(Excerpt from a dataset)
*****
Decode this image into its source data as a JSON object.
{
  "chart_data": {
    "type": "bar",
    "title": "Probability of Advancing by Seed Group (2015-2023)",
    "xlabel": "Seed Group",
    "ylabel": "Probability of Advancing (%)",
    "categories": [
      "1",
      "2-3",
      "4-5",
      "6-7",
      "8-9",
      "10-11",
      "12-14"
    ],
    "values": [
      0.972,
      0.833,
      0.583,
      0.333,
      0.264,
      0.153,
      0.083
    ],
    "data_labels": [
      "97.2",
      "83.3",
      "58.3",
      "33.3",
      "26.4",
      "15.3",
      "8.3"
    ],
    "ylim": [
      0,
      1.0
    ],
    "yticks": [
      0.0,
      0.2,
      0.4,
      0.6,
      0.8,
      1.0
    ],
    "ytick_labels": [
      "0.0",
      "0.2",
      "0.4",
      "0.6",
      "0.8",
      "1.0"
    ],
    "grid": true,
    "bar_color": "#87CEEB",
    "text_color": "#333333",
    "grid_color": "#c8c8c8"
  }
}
*****
● Work instructions
Write the material out again word for word.

● Task response
Decode this image into its source data as a JSON object.
{
  "chart_data": {
    "type": "bar",
    "title": "Probability of Advancing by Seed Group (2015-2023)",
    "xlabel": "Seed Group",
    "ylabel": "Probability of Advancing (%)",
    "categories": [
      "1",
      "2-3",
      "4-5",
      "6-7",
      "8-9",
      "10-11",
      "12-14"
    ],
    "values": [
      0.972,
      0.833,
      0.583,
      0.333,
      0.264,
      0.153,
      0.083
    ],
    "data_labels": [
      "97.2",
      "83.3",
      "58.3",
      "33.3",
      "26.4",
      "15.3",
      "8.3"
    ],
    "ylim": [
      0,
      1.0
    ],
    "yticks": [
      0.0,
      0.2,
      0.4,
      0.6,
      0.8,
      1.0
    ],
    "ytick_labels": [
      "0.0",
      "0.2",
      "0.4",
      "0.6",
      "0.8",
      "1.0"
    ],
    "grid": true,
    "bar_color": "#87CEEB",
    "text_color": "#333333",
    "grid_color": "#c8c8c8"
  }
}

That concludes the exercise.